Task to carry out:
Write out the full set of records exactly. Any pictures in them do not belong in the copy.
>> Begin Provided data
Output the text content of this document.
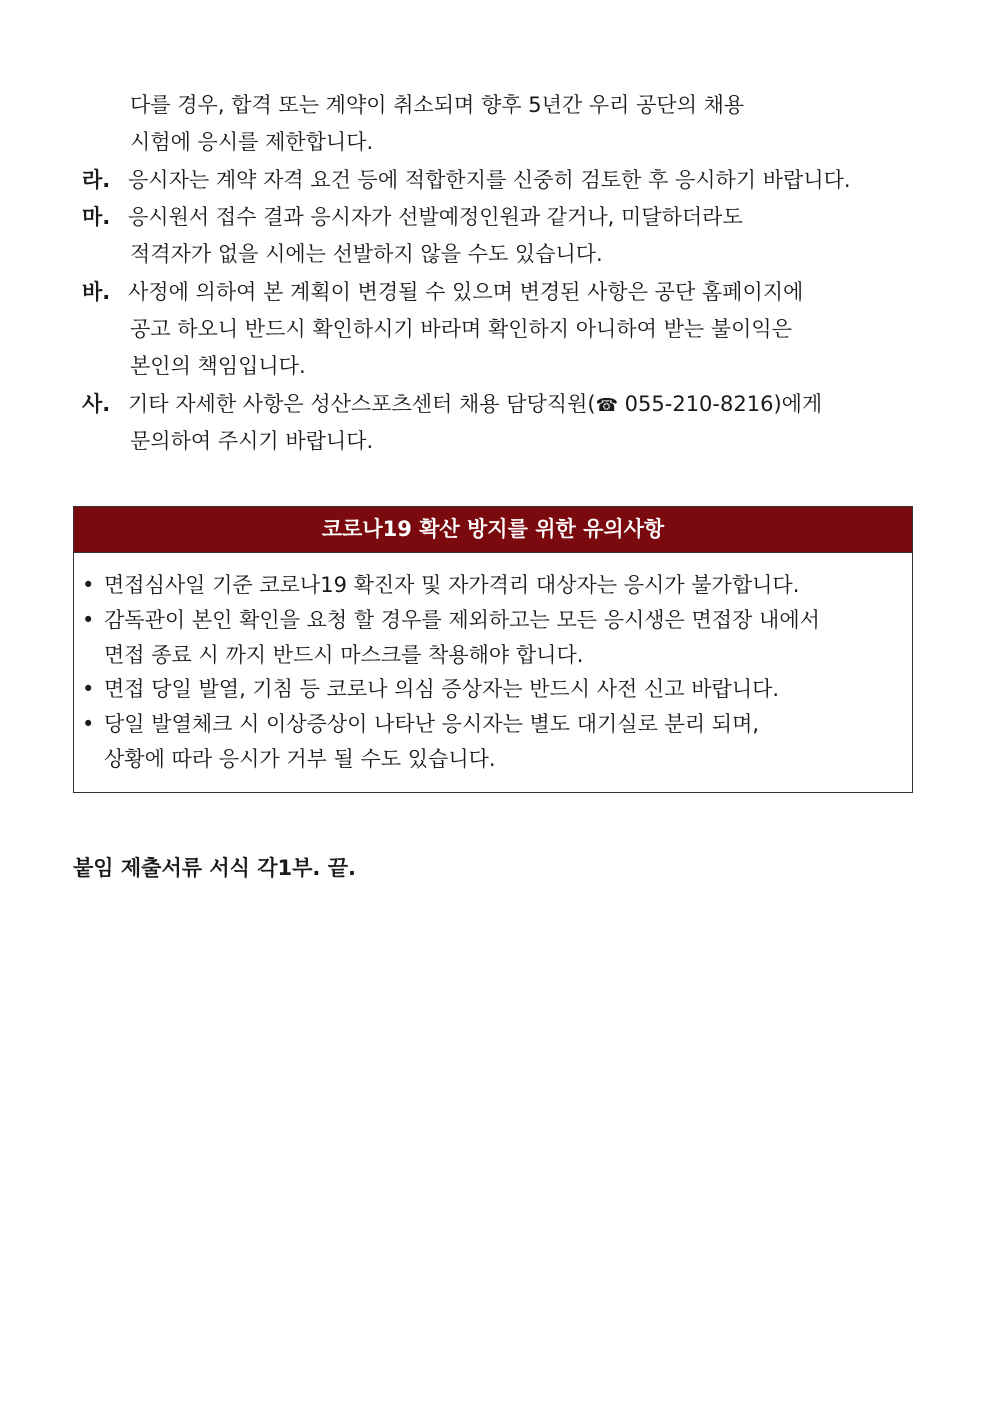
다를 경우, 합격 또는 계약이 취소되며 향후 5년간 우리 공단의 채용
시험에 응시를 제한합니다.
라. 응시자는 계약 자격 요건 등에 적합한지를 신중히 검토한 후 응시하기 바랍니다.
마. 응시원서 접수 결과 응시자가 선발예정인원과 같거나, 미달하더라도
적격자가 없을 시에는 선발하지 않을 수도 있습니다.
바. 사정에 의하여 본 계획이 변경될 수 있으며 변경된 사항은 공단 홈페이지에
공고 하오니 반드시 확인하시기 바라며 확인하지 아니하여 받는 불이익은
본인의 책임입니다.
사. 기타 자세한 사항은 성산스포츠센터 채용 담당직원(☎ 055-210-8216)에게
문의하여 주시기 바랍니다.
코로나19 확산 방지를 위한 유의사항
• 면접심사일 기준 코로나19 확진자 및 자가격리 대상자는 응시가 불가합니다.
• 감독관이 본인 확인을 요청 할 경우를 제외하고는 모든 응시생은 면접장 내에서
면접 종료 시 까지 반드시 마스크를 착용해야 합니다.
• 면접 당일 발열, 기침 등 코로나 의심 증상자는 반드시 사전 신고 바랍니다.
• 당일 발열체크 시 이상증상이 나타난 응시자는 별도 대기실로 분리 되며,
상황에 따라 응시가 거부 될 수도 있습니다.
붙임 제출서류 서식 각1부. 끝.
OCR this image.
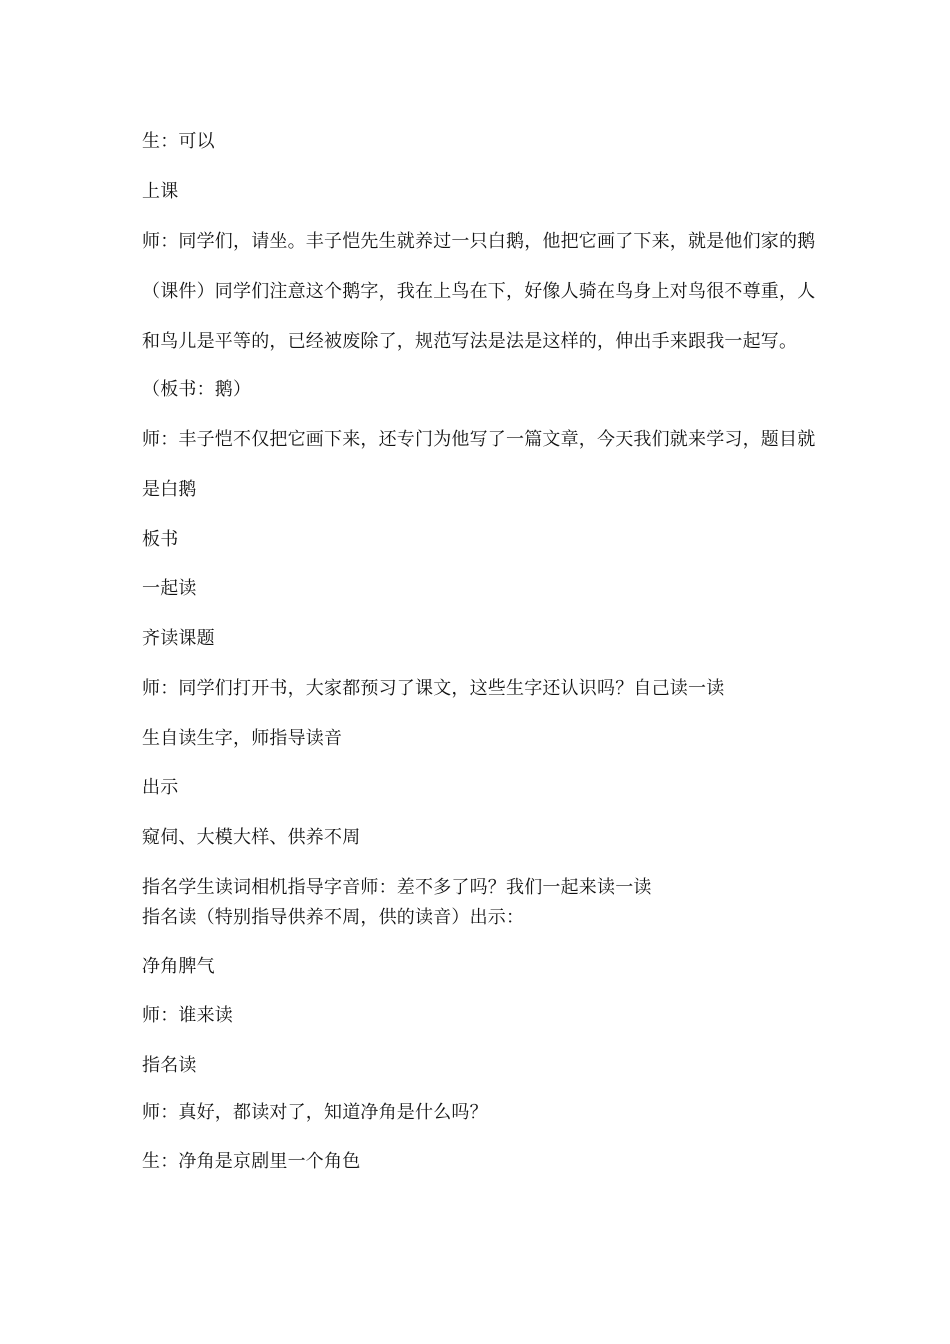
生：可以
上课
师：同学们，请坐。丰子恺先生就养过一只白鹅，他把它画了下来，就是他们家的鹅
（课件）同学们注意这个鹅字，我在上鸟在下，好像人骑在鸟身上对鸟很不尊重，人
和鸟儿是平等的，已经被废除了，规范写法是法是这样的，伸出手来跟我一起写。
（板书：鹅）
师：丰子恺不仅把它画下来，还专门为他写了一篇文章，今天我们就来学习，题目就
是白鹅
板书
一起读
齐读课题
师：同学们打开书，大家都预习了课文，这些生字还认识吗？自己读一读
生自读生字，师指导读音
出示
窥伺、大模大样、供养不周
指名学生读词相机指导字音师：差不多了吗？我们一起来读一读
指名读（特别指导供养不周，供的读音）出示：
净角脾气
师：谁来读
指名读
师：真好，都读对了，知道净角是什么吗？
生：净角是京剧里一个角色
>> End Provided data
Answer for the task:
Output the text content of this document.
다를 경우, 합격 또는 계약이 취소되며 향후 5년간 우리 공단의 채용
시험에 응시를 제한합니다.
라. 응시자는 계약 자격 요건 등에 적합한지를 신중히 검토한 후 응시하기 바랍니다.
마. 응시원서 접수 결과 응시자가 선발예정인원과 같거나, 미달하더라도
적격자가 없을 시에는 선발하지 않을 수도 있습니다.
바. 사정에 의하여 본 계획이 변경될 수 있으며 변경된 사항은 공단 홈페이지에
공고 하오니 반드시 확인하시기 바라며 확인하지 아니하여 받는 불이익은
본인의 책임입니다.
사. 기타 자세한 사항은 성산스포츠센터 채용 담당직원(☎ 055-210-8216)에게
문의하여 주시기 바랍니다.
코로나19 확산 방지를 위한 유의사항
• 면접심사일 기준 코로나19 확진자 및 자가격리 대상자는 응시가 불가합니다.
• 감독관이 본인 확인을 요청 할 경우를 제외하고는 모든 응시생은 면접장 내에서
면접 종료 시 까지 반드시 마스크를 착용해야 합니다.
• 면접 당일 발열, 기침 등 코로나 의심 증상자는 반드시 사전 신고 바랍니다.
• 당일 발열체크 시 이상증상이 나타난 응시자는 별도 대기실로 분리 되며,
상황에 따라 응시가 거부 될 수도 있습니다.
붙임 제출서류 서식 각1부. 끝.
OCR this image.
生：可以
上课
师：同学们，请坐。丰子恺先生就养过一只白鹅，他把它画了下来，就是他们家的鹅
（课件）同学们注意这个鹅字，我在上鸟在下，好像人骑在鸟身上对鸟很不尊重，人
和鸟儿是平等的，已经被废除了，规范写法是法是这样的，伸出手来跟我一起写。
（板书：鹅）
师：丰子恺不仅把它画下来，还专门为他写了一篇文章，今天我们就来学习，题目就
是白鹅
板书
一起读
齐读课题
师：同学们打开书，大家都预习了课文，这些生字还认识吗？自己读一读
生自读生字，师指导读音
出示
窥伺、大模大样、供养不周
指名学生读词相机指导字音师：差不多了吗？我们一起来读一读
指名读（特别指导供养不周，供的读音）出示：
净角脾气
师：谁来读
指名读
师：真好，都读对了，知道净角是什么吗？
生：净角是京剧里一个角色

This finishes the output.